**Aim**
Pull every line with the word "this" out of the entries below.

Dataset entries on figures:
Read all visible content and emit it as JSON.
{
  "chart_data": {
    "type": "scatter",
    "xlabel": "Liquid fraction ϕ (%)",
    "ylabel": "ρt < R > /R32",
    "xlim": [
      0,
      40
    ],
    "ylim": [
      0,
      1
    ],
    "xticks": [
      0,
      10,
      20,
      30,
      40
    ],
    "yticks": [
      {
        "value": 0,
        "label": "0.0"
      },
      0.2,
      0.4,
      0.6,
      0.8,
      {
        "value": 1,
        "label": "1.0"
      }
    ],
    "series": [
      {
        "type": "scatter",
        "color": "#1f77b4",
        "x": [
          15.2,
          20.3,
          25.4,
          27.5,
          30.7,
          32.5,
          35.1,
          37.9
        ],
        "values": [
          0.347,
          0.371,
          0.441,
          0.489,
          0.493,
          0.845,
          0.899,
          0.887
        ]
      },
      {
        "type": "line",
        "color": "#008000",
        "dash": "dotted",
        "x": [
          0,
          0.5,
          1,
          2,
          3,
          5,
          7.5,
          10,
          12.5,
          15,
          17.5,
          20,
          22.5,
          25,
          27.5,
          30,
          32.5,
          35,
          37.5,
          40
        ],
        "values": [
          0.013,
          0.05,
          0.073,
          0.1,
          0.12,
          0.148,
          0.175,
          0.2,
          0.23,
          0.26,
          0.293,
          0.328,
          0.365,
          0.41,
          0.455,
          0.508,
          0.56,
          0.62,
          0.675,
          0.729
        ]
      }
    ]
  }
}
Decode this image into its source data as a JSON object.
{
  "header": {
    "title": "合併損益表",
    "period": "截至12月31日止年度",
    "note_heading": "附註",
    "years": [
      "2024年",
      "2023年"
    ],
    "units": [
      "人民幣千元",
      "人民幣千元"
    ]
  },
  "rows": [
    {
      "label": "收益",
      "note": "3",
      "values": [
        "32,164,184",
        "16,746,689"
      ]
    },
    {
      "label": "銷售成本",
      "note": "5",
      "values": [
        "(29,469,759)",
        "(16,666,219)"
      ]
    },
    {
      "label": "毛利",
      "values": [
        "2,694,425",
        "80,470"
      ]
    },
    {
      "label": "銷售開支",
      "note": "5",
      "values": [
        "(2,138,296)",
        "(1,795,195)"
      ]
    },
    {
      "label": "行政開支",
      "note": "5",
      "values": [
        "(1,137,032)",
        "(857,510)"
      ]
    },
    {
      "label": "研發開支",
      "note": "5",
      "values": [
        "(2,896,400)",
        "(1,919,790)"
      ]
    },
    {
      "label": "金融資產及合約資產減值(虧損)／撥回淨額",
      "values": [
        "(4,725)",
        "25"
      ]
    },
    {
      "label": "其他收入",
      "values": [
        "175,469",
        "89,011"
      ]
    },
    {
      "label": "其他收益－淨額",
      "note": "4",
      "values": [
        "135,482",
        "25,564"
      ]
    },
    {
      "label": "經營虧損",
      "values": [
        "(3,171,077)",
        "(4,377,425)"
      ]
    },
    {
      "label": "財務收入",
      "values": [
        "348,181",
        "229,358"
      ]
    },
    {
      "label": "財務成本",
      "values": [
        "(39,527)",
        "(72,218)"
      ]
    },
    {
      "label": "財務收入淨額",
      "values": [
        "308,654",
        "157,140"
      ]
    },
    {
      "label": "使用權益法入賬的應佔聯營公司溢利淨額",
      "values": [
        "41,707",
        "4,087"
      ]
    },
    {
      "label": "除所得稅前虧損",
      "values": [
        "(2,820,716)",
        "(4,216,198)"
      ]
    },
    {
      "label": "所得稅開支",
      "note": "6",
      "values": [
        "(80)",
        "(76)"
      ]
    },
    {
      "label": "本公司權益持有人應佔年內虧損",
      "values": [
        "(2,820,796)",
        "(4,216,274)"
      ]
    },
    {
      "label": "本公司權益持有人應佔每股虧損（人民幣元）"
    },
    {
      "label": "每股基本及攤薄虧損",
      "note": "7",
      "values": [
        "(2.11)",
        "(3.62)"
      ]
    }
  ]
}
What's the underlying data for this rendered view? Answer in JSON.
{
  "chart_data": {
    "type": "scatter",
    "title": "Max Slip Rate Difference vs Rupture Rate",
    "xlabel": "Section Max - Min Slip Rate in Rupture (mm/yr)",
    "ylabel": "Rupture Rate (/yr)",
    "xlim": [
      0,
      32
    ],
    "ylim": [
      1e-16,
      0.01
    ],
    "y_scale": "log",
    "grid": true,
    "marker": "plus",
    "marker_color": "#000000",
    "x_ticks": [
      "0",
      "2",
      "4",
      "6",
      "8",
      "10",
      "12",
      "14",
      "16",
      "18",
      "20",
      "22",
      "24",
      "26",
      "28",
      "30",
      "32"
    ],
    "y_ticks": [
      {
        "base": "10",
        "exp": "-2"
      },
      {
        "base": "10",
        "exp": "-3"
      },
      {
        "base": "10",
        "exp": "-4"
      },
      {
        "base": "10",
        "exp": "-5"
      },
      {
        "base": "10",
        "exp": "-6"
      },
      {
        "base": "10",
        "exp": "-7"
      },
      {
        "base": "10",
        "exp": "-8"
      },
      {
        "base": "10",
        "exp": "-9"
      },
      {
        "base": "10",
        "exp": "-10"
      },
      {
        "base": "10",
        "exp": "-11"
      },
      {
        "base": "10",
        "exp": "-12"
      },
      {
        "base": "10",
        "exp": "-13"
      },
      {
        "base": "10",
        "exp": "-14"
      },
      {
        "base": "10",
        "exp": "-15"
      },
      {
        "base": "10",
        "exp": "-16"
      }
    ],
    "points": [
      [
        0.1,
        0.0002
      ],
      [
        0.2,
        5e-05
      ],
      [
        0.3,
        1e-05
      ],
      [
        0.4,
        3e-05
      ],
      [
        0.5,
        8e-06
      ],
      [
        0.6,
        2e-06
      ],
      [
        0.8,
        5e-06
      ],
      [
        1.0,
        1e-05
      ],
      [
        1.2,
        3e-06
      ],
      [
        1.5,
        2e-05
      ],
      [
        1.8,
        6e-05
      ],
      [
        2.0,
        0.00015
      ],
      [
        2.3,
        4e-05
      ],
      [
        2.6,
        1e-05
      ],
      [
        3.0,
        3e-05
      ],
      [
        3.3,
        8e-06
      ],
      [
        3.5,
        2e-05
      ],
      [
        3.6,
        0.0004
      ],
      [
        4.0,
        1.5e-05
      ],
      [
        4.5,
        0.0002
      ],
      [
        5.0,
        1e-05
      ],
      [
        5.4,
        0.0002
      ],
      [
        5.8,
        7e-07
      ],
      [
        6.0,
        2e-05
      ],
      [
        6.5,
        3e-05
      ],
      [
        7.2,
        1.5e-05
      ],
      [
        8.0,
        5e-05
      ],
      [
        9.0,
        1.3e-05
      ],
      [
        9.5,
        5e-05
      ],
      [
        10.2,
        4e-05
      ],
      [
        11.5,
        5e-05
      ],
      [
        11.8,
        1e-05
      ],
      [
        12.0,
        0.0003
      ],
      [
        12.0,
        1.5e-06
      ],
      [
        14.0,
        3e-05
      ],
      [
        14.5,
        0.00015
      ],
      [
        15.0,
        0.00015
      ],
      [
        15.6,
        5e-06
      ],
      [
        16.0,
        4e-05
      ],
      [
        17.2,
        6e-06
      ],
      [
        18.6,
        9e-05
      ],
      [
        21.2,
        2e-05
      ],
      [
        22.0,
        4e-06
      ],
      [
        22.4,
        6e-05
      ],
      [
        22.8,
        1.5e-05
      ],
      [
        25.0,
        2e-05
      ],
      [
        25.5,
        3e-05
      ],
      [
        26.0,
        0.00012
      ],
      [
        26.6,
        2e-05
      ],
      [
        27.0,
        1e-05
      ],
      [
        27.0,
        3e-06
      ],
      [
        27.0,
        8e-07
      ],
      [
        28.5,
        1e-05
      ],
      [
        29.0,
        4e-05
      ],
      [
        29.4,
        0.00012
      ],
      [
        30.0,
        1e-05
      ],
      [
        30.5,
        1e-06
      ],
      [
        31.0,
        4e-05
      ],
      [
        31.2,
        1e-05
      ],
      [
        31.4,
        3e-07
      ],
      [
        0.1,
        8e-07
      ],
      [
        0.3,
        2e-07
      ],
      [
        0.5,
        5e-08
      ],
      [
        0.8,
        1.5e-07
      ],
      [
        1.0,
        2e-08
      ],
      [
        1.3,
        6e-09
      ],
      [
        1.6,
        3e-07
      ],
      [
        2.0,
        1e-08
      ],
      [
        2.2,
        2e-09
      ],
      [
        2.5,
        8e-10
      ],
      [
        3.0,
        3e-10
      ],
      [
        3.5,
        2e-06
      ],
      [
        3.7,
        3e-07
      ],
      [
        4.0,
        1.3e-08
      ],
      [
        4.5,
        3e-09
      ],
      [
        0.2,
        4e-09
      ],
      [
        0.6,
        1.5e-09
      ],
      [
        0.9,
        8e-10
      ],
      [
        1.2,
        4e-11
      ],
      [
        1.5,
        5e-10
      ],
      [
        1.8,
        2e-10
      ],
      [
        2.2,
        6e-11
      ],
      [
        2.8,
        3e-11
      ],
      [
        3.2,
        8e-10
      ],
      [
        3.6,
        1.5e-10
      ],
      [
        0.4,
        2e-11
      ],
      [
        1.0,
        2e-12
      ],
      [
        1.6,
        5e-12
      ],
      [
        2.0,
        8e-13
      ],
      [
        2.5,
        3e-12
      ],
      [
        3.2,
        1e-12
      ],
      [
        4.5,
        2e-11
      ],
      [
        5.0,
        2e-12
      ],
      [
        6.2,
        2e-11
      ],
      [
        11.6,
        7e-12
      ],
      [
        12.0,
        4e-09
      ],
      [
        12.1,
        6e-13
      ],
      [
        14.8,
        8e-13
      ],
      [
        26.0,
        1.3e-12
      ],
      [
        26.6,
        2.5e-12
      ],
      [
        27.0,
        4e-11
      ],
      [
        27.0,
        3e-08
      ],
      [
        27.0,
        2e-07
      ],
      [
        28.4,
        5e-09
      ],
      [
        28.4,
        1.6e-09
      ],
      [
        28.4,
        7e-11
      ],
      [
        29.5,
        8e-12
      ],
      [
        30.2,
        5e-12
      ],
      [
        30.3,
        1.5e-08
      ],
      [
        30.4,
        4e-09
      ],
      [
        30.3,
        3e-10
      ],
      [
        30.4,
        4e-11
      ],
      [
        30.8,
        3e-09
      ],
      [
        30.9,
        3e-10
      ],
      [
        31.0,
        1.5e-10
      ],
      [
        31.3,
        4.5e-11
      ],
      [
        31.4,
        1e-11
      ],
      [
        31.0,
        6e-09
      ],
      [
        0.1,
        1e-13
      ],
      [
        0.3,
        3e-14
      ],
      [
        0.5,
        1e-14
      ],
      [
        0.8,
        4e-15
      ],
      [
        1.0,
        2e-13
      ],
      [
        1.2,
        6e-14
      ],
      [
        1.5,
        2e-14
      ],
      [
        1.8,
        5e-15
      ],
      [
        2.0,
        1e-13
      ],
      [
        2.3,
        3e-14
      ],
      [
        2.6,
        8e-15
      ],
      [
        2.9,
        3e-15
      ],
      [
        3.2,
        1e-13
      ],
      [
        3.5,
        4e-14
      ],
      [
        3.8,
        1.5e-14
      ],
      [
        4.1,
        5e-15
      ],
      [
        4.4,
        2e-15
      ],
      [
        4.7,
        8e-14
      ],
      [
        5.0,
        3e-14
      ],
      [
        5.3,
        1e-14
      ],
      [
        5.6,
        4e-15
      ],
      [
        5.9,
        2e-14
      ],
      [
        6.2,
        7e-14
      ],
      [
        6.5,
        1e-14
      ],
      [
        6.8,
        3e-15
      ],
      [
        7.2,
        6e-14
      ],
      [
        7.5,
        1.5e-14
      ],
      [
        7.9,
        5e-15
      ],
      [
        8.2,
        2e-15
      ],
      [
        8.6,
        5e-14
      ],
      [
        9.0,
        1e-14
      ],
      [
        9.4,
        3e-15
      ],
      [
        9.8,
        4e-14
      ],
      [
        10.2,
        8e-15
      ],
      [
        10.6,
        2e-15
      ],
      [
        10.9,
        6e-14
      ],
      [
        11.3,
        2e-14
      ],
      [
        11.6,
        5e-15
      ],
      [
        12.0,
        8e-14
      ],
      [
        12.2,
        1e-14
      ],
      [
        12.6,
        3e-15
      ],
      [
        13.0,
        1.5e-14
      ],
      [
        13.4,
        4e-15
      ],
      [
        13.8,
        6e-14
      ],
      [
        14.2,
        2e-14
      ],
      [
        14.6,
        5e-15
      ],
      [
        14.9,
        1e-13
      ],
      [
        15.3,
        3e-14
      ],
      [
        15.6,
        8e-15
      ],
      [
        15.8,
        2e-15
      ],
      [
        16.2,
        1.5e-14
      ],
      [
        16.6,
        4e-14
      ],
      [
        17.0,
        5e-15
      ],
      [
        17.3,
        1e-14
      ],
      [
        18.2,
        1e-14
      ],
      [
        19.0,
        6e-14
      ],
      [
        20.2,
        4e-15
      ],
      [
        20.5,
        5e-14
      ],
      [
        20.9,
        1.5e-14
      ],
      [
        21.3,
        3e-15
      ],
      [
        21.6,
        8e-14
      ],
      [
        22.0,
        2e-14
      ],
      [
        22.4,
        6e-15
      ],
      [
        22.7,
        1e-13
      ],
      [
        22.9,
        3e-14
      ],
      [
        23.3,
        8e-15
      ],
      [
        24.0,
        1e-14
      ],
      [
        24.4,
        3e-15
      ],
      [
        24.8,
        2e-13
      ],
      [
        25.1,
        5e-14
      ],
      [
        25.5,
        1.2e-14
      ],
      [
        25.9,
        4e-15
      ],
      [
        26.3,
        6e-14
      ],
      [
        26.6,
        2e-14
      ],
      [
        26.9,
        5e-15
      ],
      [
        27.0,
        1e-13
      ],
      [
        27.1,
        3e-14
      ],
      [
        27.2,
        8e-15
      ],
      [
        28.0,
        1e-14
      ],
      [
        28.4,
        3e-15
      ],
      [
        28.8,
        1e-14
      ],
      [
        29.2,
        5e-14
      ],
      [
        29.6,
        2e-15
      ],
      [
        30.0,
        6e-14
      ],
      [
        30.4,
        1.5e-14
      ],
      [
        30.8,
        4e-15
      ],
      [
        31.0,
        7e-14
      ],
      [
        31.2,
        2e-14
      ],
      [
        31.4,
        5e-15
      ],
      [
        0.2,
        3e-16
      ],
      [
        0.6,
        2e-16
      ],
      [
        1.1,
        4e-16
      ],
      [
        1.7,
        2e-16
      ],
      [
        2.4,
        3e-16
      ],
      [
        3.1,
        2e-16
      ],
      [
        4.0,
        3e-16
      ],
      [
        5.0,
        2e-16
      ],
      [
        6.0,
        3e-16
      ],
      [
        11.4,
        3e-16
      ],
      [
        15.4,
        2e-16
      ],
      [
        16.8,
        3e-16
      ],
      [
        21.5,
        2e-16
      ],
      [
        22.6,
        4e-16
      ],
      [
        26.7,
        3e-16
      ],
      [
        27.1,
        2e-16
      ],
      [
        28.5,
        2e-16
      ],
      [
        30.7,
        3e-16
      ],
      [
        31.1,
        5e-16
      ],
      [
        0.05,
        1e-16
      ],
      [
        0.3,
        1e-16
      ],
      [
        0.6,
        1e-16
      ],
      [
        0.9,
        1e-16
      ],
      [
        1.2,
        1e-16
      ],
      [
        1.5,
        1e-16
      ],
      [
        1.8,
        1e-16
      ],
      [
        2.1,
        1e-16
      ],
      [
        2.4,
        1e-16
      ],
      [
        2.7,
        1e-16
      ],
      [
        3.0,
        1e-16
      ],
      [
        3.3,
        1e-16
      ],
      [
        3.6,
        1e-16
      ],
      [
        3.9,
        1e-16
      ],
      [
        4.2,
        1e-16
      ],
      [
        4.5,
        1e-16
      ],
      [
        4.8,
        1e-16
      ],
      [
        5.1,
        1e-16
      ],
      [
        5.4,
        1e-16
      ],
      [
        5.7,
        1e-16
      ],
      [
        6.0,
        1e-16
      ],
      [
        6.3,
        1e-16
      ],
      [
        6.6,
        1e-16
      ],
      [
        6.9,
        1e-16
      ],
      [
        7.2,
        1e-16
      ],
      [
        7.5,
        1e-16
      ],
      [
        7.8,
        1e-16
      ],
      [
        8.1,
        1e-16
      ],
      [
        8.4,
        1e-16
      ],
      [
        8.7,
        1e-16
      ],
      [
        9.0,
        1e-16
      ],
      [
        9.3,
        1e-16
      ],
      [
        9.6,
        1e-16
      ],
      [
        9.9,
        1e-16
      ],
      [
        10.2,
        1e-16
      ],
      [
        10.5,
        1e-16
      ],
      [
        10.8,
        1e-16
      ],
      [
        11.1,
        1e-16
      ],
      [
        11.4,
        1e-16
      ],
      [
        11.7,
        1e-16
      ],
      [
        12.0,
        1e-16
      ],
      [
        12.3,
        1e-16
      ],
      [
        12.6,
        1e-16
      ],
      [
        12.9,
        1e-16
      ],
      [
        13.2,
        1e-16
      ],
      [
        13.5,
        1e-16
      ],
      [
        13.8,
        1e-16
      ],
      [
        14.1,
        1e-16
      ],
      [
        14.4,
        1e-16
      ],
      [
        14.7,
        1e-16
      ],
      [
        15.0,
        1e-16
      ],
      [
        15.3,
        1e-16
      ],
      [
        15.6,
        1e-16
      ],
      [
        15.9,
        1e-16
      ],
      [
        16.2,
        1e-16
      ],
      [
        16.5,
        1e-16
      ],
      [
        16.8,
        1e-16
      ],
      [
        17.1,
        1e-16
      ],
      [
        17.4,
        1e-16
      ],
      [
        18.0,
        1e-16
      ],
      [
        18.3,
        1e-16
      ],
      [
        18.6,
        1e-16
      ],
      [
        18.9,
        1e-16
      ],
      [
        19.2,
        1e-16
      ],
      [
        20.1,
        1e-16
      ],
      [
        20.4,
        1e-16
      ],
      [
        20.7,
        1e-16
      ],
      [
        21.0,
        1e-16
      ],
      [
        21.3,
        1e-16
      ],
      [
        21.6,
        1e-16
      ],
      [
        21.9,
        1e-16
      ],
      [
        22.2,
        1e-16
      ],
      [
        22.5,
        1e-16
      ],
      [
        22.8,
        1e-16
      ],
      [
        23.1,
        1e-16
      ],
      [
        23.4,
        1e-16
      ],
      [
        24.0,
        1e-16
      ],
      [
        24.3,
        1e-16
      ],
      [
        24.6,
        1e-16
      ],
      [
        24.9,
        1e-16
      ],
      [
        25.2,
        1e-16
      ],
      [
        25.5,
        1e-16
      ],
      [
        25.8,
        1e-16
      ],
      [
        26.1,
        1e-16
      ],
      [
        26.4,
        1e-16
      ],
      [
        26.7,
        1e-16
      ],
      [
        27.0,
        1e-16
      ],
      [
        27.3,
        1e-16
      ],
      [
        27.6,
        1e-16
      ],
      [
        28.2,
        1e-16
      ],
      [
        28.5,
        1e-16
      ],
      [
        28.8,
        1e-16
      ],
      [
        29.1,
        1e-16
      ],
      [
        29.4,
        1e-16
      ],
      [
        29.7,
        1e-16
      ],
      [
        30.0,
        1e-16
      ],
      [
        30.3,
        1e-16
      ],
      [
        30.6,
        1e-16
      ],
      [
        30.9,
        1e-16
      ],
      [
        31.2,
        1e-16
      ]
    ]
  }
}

**Answer below**
Decode this image into its source data as a JSON object.
What's the underlying data for this rendered view? Answer in JSON.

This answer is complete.